# PROVIDED RECORDS:
******************************

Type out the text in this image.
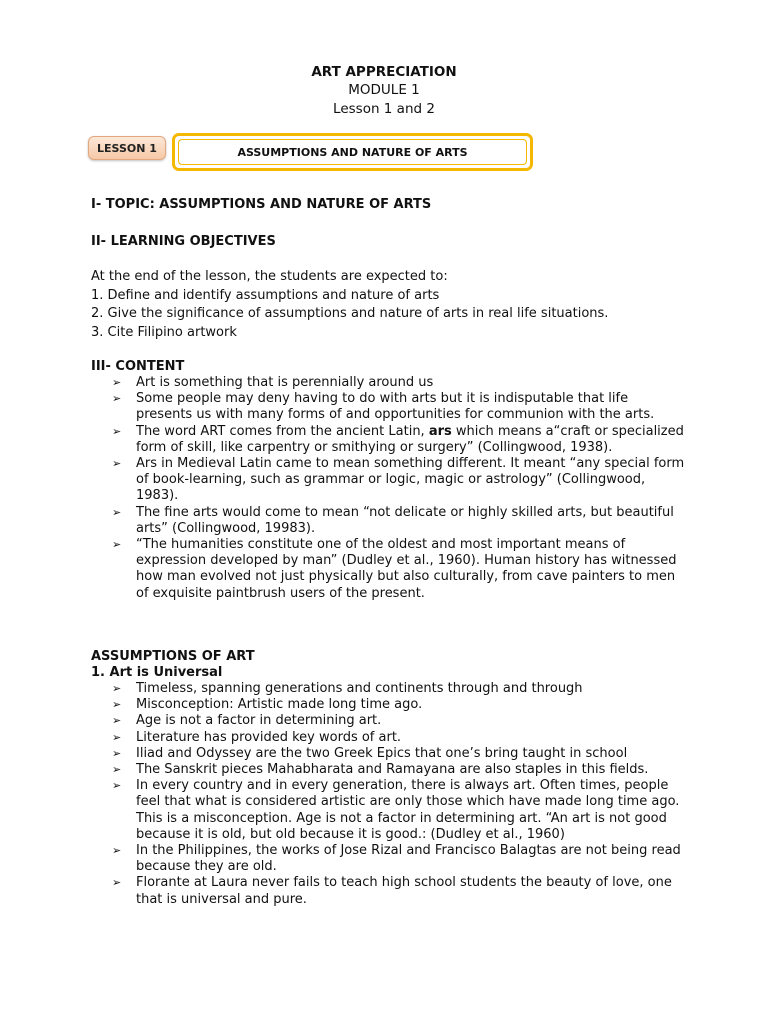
ART APPRECIATION
MODULE 1
Lesson 1 and 2
LESSON 1	ASSUMPTIONS AND NATURE OF ARTS
I- TOPIC: ASSUMPTIONS AND NATURE OF ARTS
II- LEARNING OBJECTIVES
At the end of the lesson, the students are expected to:
1. Define and identify assumptions and nature of arts
2. Give the significance of assumptions and nature of arts in real life situations.
3. Cite Filipino artwork
III- CONTENT
➢	Art is something that is perennially around us
➢	Some people may deny having to do with arts but it is indisputable that life presents us with many forms of and opportunities for communion with the arts.
➢	The word ART comes from the ancient Latin, ars which means a“craft or specialized form of skill, like carpentry or smithying or surgery” (Collingwood, 1938).
➢	Ars in Medieval Latin came to mean something different. It meant “any special form of book-learning, such as grammar or logic, magic or astrology” (Collingwood, 1983).
➢	The fine arts would come to mean “not delicate or highly skilled arts, but beautiful arts” (Collingwood, 19983).
➢	“The humanities constitute one of the oldest and most important means of expression developed by man” (Dudley et al., 1960). Human history has witnessed how man evolved not just physically but also culturally, from cave painters to men of exquisite paintbrush users of the present.
ASSUMPTIONS OF ART
1. Art is Universal
➢	Timeless, spanning generations and continents through and through
➢	Misconception: Artistic made long time ago.
➢	Age is not a factor in determining art.
➢	Literature has provided key words of art.
➢	Iliad and Odyssey are the two Greek Epics that one’s bring taught in school
➢	The Sanskrit pieces Mahabharata and Ramayana are also staples in this fields.
➢	In every country and in every generation, there is always art. Often times, people feel that what is considered artistic are only those which have made long time ago. This is a misconception. Age is not a factor in determining art. “An art is not good because it is old, but old because it is good.: (Dudley et al., 1960)
➢	In the Philippines, the works of Jose Rizal and Francisco Balagtas are not being read because they are old.
➢	Florante at Laura never fails to teach high school students the beauty of love, one that is universal and pure.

******************************

# PROBLEM TO WORK ON:
In the copy, include all records verbatim but no images.

# WRITTEN SOLUTION:
Type out the text in this image.
ART APPRECIATION
MODULE 1
Lesson 1 and 2
LESSON 1	ASSUMPTIONS AND NATURE OF ARTS
I- TOPIC: ASSUMPTIONS AND NATURE OF ARTS
II- LEARNING OBJECTIVES
At the end of the lesson, the students are expected to:
1. Define and identify assumptions and nature of arts
2. Give the significance of assumptions and nature of arts in real life situations.
3. Cite Filipino artwork
III- CONTENT
➢	Art is something that is perennially around us
➢	Some people may deny having to do with arts but it is indisputable that life presents us with many forms of and opportunities for communion with the arts.
➢	The word ART comes from the ancient Latin, ars which means a“craft or specialized form of skill, like carpentry or smithying or surgery” (Collingwood, 1938).
➢	Ars in Medieval Latin came to mean something different. It meant “any special form of book-learning, such as grammar or logic, magic or astrology” (Collingwood, 1983).
➢	The fine arts would come to mean “not delicate or highly skilled arts, but beautiful arts” (Collingwood, 19983).
➢	“The humanities constitute one of the oldest and most important means of expression developed by man” (Dudley et al., 1960). Human history has witnessed how man evolved not just physically but also culturally, from cave painters to men of exquisite paintbrush users of the present.
ASSUMPTIONS OF ART
1. Art is Universal
➢	Timeless, spanning generations and continents through and through
➢	Misconception: Artistic made long time ago.
➢	Age is not a factor in determining art.
➢	Literature has provided key words of art.
➢	Iliad and Odyssey are the two Greek Epics that one’s bring taught in school
➢	The Sanskrit pieces Mahabharata and Ramayana are also staples in this fields.
➢	In every country and in every generation, there is always art. Often times, people feel that what is considered artistic are only those which have made long time ago. This is a misconception. Age is not a factor in determining art. “An art is not good because it is old, but old because it is good.: (Dudley et al., 1960)
➢	In the Philippines, the works of Jose Rizal and Francisco Balagtas are not being read because they are old.
➢	Florante at Laura never fails to teach high school students the beauty of love, one that is universal and pure.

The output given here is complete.